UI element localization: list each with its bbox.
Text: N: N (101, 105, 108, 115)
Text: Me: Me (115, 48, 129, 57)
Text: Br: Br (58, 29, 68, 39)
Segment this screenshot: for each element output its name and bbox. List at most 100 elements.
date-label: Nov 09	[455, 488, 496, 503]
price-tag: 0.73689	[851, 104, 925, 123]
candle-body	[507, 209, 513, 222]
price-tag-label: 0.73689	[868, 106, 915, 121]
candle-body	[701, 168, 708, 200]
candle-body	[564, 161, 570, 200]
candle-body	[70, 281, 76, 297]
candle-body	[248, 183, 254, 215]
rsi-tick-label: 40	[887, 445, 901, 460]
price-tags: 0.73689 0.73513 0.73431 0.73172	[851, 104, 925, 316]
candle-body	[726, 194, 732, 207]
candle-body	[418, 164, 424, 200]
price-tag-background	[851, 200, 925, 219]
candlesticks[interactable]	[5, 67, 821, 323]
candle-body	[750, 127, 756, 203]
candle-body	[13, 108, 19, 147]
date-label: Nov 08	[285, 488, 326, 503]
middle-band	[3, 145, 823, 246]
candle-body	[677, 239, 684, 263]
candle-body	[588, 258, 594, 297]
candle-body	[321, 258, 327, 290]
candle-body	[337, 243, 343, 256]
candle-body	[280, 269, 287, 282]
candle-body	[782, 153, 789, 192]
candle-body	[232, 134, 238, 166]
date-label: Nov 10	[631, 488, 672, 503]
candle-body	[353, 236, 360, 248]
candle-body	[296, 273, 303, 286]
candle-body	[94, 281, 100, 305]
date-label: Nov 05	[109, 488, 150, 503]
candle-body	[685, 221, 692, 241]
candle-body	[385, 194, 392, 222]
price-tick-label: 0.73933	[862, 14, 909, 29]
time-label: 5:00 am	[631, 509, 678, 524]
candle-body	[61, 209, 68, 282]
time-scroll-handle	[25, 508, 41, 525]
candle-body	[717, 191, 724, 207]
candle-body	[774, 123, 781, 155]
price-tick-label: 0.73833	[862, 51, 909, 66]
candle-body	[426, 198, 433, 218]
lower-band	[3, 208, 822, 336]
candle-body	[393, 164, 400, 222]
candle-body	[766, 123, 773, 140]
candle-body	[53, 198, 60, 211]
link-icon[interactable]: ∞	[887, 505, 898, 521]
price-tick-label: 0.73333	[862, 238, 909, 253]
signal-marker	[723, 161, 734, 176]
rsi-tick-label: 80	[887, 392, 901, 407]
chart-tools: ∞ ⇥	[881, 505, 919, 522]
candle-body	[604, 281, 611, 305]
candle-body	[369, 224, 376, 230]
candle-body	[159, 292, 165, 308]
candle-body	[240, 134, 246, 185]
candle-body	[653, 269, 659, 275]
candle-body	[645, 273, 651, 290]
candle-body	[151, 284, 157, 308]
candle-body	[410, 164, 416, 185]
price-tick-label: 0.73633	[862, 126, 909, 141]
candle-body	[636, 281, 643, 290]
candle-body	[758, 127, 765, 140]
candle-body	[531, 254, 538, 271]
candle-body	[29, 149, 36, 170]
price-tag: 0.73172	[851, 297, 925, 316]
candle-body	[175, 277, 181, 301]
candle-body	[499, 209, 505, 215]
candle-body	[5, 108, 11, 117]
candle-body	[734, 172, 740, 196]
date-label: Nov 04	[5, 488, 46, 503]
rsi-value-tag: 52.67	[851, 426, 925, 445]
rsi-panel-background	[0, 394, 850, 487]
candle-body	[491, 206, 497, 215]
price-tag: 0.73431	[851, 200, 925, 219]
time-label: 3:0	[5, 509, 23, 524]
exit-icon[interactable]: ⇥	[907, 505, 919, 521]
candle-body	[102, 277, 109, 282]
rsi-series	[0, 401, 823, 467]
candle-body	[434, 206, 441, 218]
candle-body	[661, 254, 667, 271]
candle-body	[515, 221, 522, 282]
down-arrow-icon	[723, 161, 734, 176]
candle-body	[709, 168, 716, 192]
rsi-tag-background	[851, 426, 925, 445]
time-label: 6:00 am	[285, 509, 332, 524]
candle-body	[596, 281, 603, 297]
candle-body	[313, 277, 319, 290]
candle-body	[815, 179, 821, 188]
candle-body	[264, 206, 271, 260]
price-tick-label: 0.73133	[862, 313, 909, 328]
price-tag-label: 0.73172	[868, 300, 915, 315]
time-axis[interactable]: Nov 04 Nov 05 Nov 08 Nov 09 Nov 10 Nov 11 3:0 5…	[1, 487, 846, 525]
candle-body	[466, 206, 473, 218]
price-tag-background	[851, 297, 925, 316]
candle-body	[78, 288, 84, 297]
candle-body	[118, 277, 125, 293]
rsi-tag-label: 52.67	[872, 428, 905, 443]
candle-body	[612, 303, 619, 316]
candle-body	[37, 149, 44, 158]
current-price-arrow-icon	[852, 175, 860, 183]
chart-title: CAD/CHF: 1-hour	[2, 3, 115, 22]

--

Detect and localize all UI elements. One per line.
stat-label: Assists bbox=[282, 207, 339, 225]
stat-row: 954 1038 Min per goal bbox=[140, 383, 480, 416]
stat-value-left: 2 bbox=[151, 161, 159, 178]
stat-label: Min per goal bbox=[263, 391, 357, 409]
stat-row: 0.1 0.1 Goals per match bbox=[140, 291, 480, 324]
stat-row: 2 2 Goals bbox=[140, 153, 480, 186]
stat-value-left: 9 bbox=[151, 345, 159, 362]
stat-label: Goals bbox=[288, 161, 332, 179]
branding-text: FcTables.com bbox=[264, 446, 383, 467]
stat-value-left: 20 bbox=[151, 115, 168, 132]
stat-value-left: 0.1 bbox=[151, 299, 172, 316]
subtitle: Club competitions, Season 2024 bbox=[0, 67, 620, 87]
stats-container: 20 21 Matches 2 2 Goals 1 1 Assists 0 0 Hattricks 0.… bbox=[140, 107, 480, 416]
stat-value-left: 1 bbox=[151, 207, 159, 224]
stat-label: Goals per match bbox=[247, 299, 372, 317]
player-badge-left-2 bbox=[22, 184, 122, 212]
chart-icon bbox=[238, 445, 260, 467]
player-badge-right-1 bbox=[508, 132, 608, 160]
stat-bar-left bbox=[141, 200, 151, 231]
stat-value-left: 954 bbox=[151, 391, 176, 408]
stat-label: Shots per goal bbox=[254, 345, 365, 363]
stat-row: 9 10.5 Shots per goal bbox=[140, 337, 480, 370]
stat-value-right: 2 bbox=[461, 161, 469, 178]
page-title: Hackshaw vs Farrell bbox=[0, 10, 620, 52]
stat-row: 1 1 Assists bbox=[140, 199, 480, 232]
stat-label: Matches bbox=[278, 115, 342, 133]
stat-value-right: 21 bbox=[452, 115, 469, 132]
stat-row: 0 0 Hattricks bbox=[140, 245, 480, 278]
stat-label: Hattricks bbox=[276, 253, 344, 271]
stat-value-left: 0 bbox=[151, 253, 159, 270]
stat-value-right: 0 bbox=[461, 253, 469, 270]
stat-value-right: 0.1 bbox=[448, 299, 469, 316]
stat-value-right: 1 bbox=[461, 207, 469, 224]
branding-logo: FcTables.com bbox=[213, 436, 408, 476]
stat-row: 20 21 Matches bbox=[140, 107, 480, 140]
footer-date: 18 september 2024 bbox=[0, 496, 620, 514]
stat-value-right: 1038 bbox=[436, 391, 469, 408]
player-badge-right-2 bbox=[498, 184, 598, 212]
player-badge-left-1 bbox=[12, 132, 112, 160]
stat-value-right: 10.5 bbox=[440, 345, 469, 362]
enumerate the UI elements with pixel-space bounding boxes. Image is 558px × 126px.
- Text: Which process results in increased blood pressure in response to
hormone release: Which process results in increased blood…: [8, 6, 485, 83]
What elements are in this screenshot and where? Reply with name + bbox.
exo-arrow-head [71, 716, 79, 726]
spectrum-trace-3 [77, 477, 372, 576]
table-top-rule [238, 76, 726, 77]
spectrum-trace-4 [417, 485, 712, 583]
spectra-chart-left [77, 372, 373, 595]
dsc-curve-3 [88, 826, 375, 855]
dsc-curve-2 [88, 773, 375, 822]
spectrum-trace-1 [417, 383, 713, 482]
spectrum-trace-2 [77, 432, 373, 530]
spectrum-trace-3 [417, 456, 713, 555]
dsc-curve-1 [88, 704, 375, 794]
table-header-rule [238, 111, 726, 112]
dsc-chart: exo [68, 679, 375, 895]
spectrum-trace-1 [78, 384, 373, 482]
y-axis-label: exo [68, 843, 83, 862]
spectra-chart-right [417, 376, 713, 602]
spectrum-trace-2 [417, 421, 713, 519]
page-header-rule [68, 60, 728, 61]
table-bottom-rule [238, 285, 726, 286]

§ PROBLEM STATEMENT
Write down the lines starting with the line that contains "Detect and localize" and going on through the line that contains "stat-label: Min per", copying each one unchanged.

§ SOLUTION TO THE PROBLEM
Detect and localize all UI elements. One per line.
stat-label: Assists bbox=[282, 207, 339, 225]
stat-row: 954 1038 Min per goal bbox=[140, 383, 480, 416]
stat-value-left: 2 bbox=[151, 161, 159, 178]
stat-label: Min per goal bbox=[263, 391, 357, 409]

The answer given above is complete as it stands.